Task goal:
Leave out the pictures and copy everything else below exactly.

━━━ Provided entries ━━━

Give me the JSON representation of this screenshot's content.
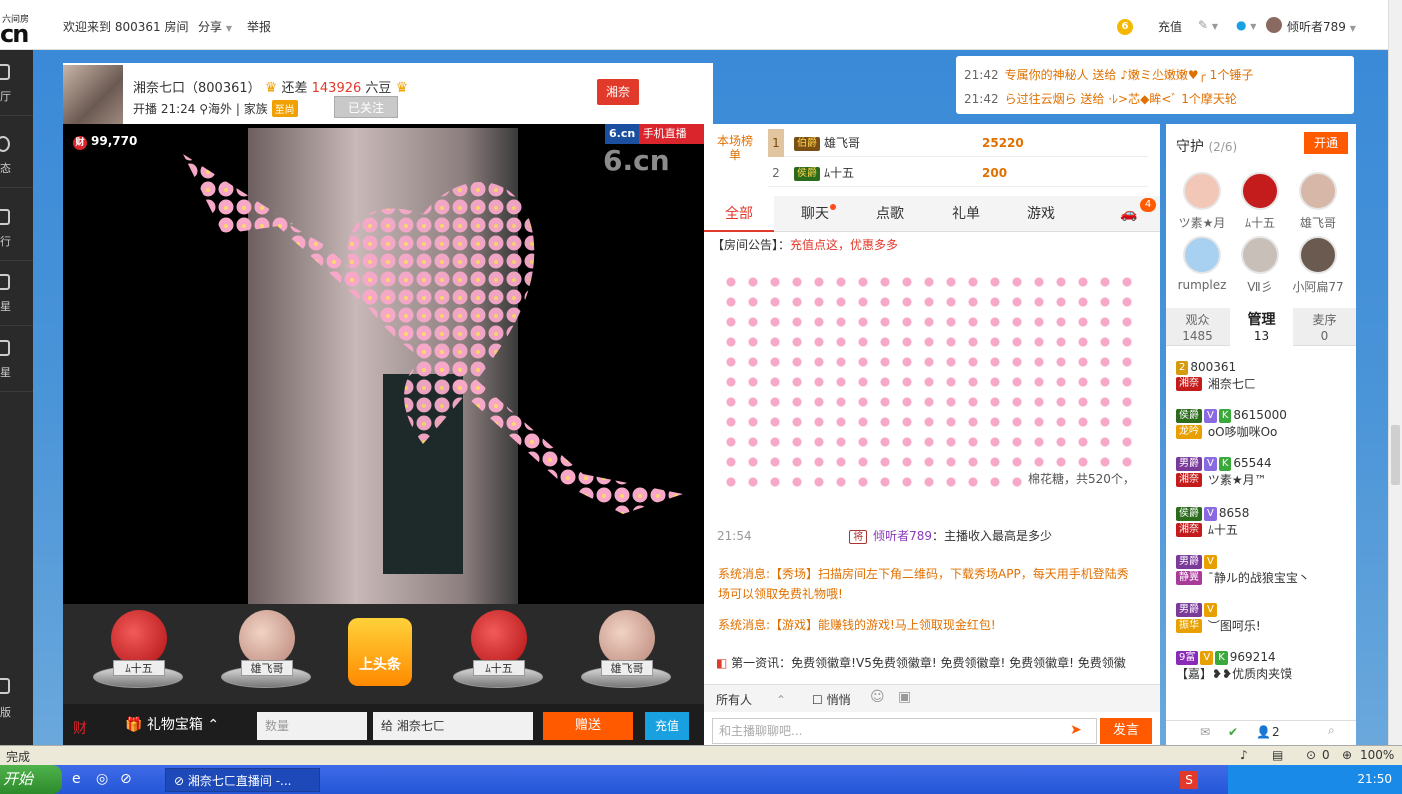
{
  "topbar": {
    "logo_small": "六间房",
    "logo_big": "cn",
    "welcome": "欢迎来到 800361 房间",
    "share": "分享",
    "report": "举报",
    "coin_level": "6",
    "charge": "充值",
    "username": "倾听者789"
  },
  "leftnav": [
    "厅",
    "态",
    "行",
    "星",
    "星",
    "版"
  ],
  "header": {
    "name": "湘奈七口（800361）",
    "need_label": "还差",
    "need_value": "143926",
    "need_unit": "六豆",
    "start_time": "开播 21:24",
    "location": "海外",
    "family_label": "家族",
    "family_tag": "至尚",
    "follow": "已关注",
    "flag": "湘奈"
  },
  "gift_notices": [
    {
      "time": "21:42",
      "text": "专属你的神秘人 送给 ♪嫩ミ尐嫩嫩♥╭ 1个锤子"
    },
    {
      "time": "21:42",
      "text": "ら过往云烟ら 送给 ·ﾚ>芯◆眸<ﾞ 1个摩天轮"
    }
  ],
  "video": {
    "fortune": "99,770",
    "fortune_icon": "财",
    "brand": "6.cn",
    "mobile_live": "手机直播",
    "watermark": "6.cn"
  },
  "podium": [
    {
      "name": "ﾑ十五",
      "type": "red"
    },
    {
      "name": "雄飞哥",
      "type": "face"
    },
    {
      "name": "上头条",
      "type": "headline"
    },
    {
      "name": "ﾑ十五",
      "type": "red"
    },
    {
      "name": "雄飞哥",
      "type": "face"
    }
  ],
  "giftbar": {
    "icon": "财",
    "treasure": "礼物宝箱",
    "qty_placeholder": "数量",
    "to_label": "给",
    "to_name": "湘奈七ㄈ",
    "send": "赠送",
    "charge": "充值"
  },
  "rank": {
    "tag": "本场榜单",
    "rows": [
      {
        "n": "1",
        "badge": "伯爵",
        "name": "雄飞哥",
        "amount": "25220"
      },
      {
        "n": "2",
        "badge": "侯爵",
        "name": "ﾑ十五",
        "amount": "200"
      }
    ]
  },
  "tabs": [
    "全部",
    "聊天",
    "点歌",
    "礼单",
    "游戏"
  ],
  "car_count": "4",
  "notice": {
    "label": "【房间公告】：",
    "text": "充值点这，优惠多多"
  },
  "cotton_text": "棉花糖，共520个，",
  "chat_msg": {
    "time": "21:54",
    "badge": "将",
    "name": "倾听者789",
    "text": "：主播收入最高是多少"
  },
  "system_msgs": [
    "系统消息:【秀场】扫描房间左下角二维码，下载秀场APP，每天用手机登陆秀场可以领取免费礼物哦!",
    "系统消息:【游戏】能赚钱的游戏!马上领取现金红包!"
  ],
  "first_news": "第一资讯：免费领徽章!V5免费领徽章! 免费领徽章! 免费领徽章! 免费领徽",
  "chatctl": {
    "target": "所有人",
    "whisper": "悄悄"
  },
  "chat_placeholder": "和主播聊聊吧...",
  "speak": "发言",
  "guard": {
    "title": "守护",
    "count": "(2/6)",
    "open": "开通",
    "members": [
      "ツ素★月",
      "ﾑ十五",
      "雄飞哥",
      "rumplez",
      "Ⅶ彡",
      "小阿扁77"
    ]
  },
  "rtabs": [
    {
      "label": "观众",
      "count": "1485"
    },
    {
      "label": "管理",
      "count": "13"
    },
    {
      "label": "麦序",
      "count": "0"
    }
  ],
  "users": [
    {
      "top": "800361",
      "bottom": "湘奈七ㄈ"
    },
    {
      "top": "8615000",
      "bottom": "oO哆咖咪Oo"
    },
    {
      "top": "65544",
      "bottom": "ツ素★月™"
    },
    {
      "top": "8658",
      "bottom": "ﾑ十五"
    },
    {
      "top": "",
      "bottom": "ˉ静ル的战狼宝宝丶"
    },
    {
      "top": "",
      "bottom": "︶图呵乐!"
    },
    {
      "top": "969214",
      "bottom": "【嘉】❥❥优质肉夹馍"
    }
  ],
  "right_bottom": {
    "count": "2"
  },
  "status": {
    "left": "完成",
    "zoom": "100%",
    "count": "0"
  },
  "taskbar": {
    "start": "开始",
    "window": "湘奈七ㄈ直播间 -...",
    "time": "21:50"
  }
}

━━━

Solved exercise:
Give me the JSON representation of this screenshot's content.
{
  "topbar": {
    "logo_small": "六间房",
    "logo_big": "cn",
    "welcome": "欢迎来到 800361 房间",
    "share": "分享",
    "report": "举报",
    "coin_level": "6",
    "charge": "充值",
    "username": "倾听者789"
  },
  "leftnav": [
    "厅",
    "态",
    "行",
    "星",
    "星",
    "版"
  ],
  "header": {
    "name": "湘奈七口（800361）",
    "need_label": "还差",
    "need_value": "143926",
    "need_unit": "六豆",
    "start_time": "开播 21:24",
    "location": "海外",
    "family_label": "家族",
    "family_tag": "至尚",
    "follow": "已关注",
    "flag": "湘奈"
  },
  "gift_notices": [
    {
      "time": "21:42",
      "text": "专属你的神秘人 送给 ♪嫩ミ尐嫩嫩♥╭ 1个锤子"
    },
    {
      "time": "21:42",
      "text": "ら过往云烟ら 送给 ·ﾚ>芯◆眸<ﾞ 1个摩天轮"
    }
  ],
  "video": {
    "fortune": "99,770",
    "fortune_icon": "财",
    "brand": "6.cn",
    "mobile_live": "手机直播",
    "watermark": "6.cn"
  },
  "podium": [
    {
      "name": "ﾑ十五",
      "type": "red"
    },
    {
      "name": "雄飞哥",
      "type": "face"
    },
    {
      "name": "上头条",
      "type": "headline"
    },
    {
      "name": "ﾑ十五",
      "type": "red"
    },
    {
      "name": "雄飞哥",
      "type": "face"
    }
  ],
  "giftbar": {
    "icon": "财",
    "treasure": "礼物宝箱",
    "qty_placeholder": "数量",
    "to_label": "给",
    "to_name": "湘奈七ㄈ",
    "send": "赠送",
    "charge": "充值"
  },
  "rank": {
    "tag": "本场榜单",
    "rows": [
      {
        "n": "1",
        "badge": "伯爵",
        "name": "雄飞哥",
        "amount": "25220"
      },
      {
        "n": "2",
        "badge": "侯爵",
        "name": "ﾑ十五",
        "amount": "200"
      }
    ]
  },
  "tabs": [
    "全部",
    "聊天",
    "点歌",
    "礼单",
    "游戏"
  ],
  "car_count": "4",
  "notice": {
    "label": "【房间公告】：",
    "text": "充值点这，优惠多多"
  },
  "cotton_text": "棉花糖，共520个，",
  "chat_msg": {
    "time": "21:54",
    "badge": "将",
    "name": "倾听者789",
    "text": "：主播收入最高是多少"
  },
  "system_msgs": [
    "系统消息:【秀场】扫描房间左下角二维码，下载秀场APP，每天用手机登陆秀场可以领取免费礼物哦!",
    "系统消息:【游戏】能赚钱的游戏!马上领取现金红包!"
  ],
  "first_news": "第一资讯：免费领徽章!V5免费领徽章! 免费领徽章! 免费领徽章! 免费领徽",
  "chatctl": {
    "target": "所有人",
    "whisper": "悄悄"
  },
  "chat_placeholder": "和主播聊聊吧...",
  "speak": "发言",
  "guard": {
    "title": "守护",
    "count": "(2/6)",
    "open": "开通",
    "members": [
      "ツ素★月",
      "ﾑ十五",
      "雄飞哥",
      "rumplez",
      "Ⅶ彡",
      "小阿扁77"
    ]
  },
  "rtabs": [
    {
      "label": "观众",
      "count": "1485"
    },
    {
      "label": "管理",
      "count": "13"
    },
    {
      "label": "麦序",
      "count": "0"
    }
  ],
  "users": [
    {
      "top": "800361",
      "bottom": "湘奈七ㄈ"
    },
    {
      "top": "8615000",
      "bottom": "oO哆咖咪Oo"
    },
    {
      "top": "65544",
      "bottom": "ツ素★月™"
    },
    {
      "top": "8658",
      "bottom": "ﾑ十五"
    },
    {
      "top": "",
      "bottom": "ˉ静ル的战狼宝宝丶"
    },
    {
      "top": "",
      "bottom": "︶图呵乐!"
    },
    {
      "top": "969214",
      "bottom": "【嘉】❥❥优质肉夹馍"
    }
  ],
  "right_bottom": {
    "count": "2"
  },
  "status": {
    "left": "完成",
    "zoom": "100%",
    "count": "0"
  },
  "taskbar": {
    "start": "开始",
    "window": "湘奈七ㄈ直播间 -...",
    "time": "21:50"
  }
}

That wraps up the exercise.